## REQUIRED WORK
Repeat all entries exactly.

## DATA LINES
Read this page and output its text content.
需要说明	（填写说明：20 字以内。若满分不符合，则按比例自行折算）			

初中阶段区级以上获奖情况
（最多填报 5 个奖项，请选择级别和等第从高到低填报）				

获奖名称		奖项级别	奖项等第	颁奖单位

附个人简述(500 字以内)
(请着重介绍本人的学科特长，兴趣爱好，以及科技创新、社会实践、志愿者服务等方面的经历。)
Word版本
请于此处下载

## CORRECT ANSWER
Read this page and output its text content.
需要说明	（填写说明：20 字以内。若满分不符合，则按比例自行折算）			

初中阶段区级以上获奖情况
（最多填报 5 个奖项，请选择级别和等第从高到低填报）				

获奖名称		奖项级别	奖项等第	颁奖单位

附个人简述(500 字以内)
(请着重介绍本人的学科特长，兴趣爱好，以及科技创新、社会实践、志愿者服务等方面的经历。)
Word版本
请于此处下载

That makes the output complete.